> Testo riportato
++++++++++

Wilson Chowdhry, presidente della Bpca, riferisce che “di rado alla famiglia viene concesso di farle visita. I giornali e le televisioni riportano che Asia Bibi sta bene e viene trattata bene. In realtà sappiamo dalle guardie del carcere che ha iniziato a manifestare sintomi di demenza e perdita di memoria”. “Speriamo che venga rilasciata – ha aggiunto – e che le venga dato tutto il sostegno psicologico e le cure di cui ha bisogno”.
La vicenda della madre cristiana ha polarizzato la società e portato ad ulteriori episodi di violenza, non solo contro i cristiani, ma anche verso i musulmani che si erano espressi in suo favore. Il caso più eclatante è stato l’omicidio di Salman Taseer, governatore del Punjab, ucciso nel 2011 dalla sua guardia del corpo perché aveva criticato la legge sulla blasfemia e si era offerto di perorare la richiesta di grazia per Asia di fronte al presidente del Pakistan.

++++++++++

> Obiettivi
a - Riporti dal testo sul caso di Asia Bibi il passo compreso tra "La vicenda della" e "presidente del Pakistan.", quest'ultimo incluso.
b - Riscriva in forma più concisa il paragrafo del testo sul caso di Asia Bibi che inizia con "La vicenda della madre cristiana", conservandone i fatti principali.
c - Riprenda il testo sul caso di Asia Bibi e lo prosegua a partire dall'ultima frase riportata.
Il materiale seguente è distinto dal testo e va considerato separatamente.

> Materiale fornito
++++++++++

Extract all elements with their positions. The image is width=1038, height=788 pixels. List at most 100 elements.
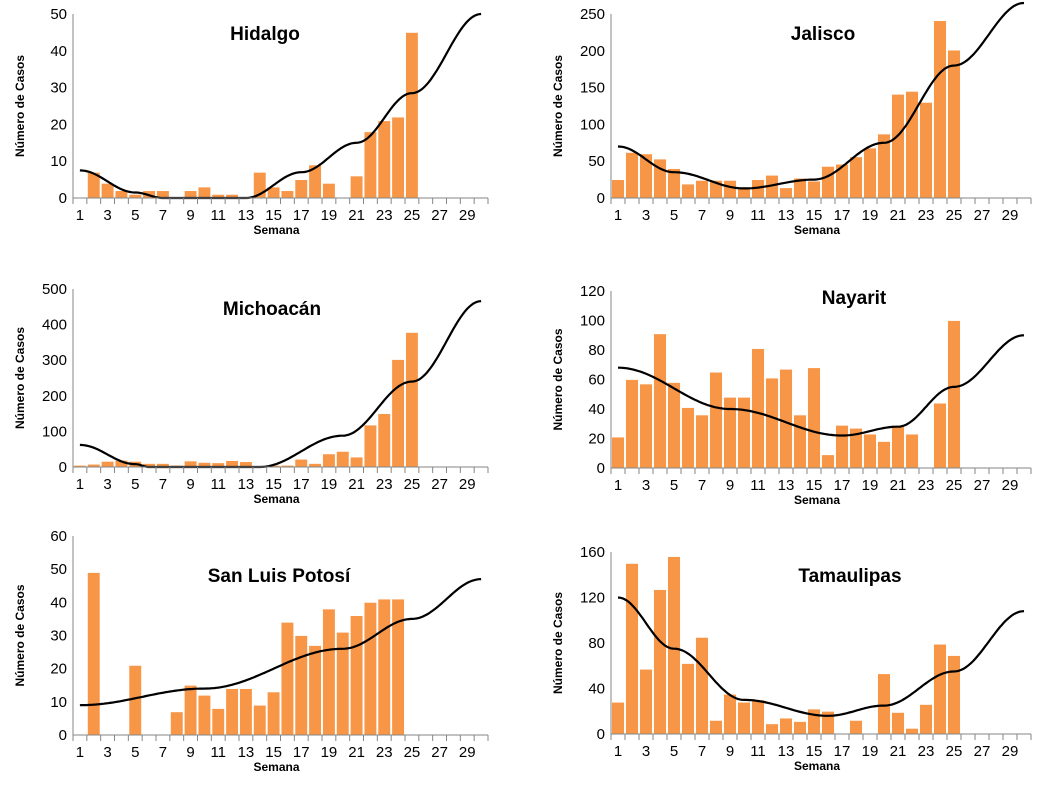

++++++++++

> Risultati finali
a -
La vicenda della madre cristiana ha polarizzato la società e portato ad ulteriori episodi di violenza, non solo contro i cristiani, ma anche verso i musulmani che si erano espressi in suo favore. Il caso più eclatante è stato l’omicidio di Salman Taseer, governatore del Punjab, ucciso nel 2011 dalla sua guardia del corpo perché aveva criticato la legge sulla blasfemia e si era offerto di perorare la richiesta di grazia per Asia di fronte al presidente del Pakistan.

b - La vicenda di Asia Bibi ha diviso la società e provocato nuove violenze, rivolte sia ai cristiani sia ai musulmani che l'avevano difesa. Il caso più clamoroso è l'uccisione, nel 2011, di Salman Taseer, governatore del Punjab. Lo uccise la sua guardia del corpo perché aveva criticato la legge sulla blasfemia e si era offerto di sostenere davanti al presidente del Pakistan la richiesta di grazia per Asia.

c -
Nel corso degli anni il processo è stato rimandato più volte per motivi di sicurezza e perché uno dei magistrati si era ritirato dal caso. Lunedì prossimo, 8 ottobre, l’udienza sarà presieduta dal presidente del Tribunale supremo Mian Saqib Nisar, che avrà a fianco i giudici Asif Saeed Khosa e Mazhar Alam Khan Miankhel.
Il card. Joseph Coutts, intervistato da AsiaNews di recente, è intervenuto sulla questione e dichiara che il Paese si trova in una sorta di “stallo”. “Il governo – sostiene – non è abbastanza forte per cambiare la legge sulla blasfemia. Ogni tentativo di modifica deve passare necessariamente dal Parlamento, che però si scontra con un aumento dei gruppi estremisti. Questi gruppi utilizzano la violenza e il terrorismo per portare avanti la loro agenda, sono fautori di un islam fanatico e ottuso, hanno politicizzato la società contro chiunque esprima opinioni differenti”.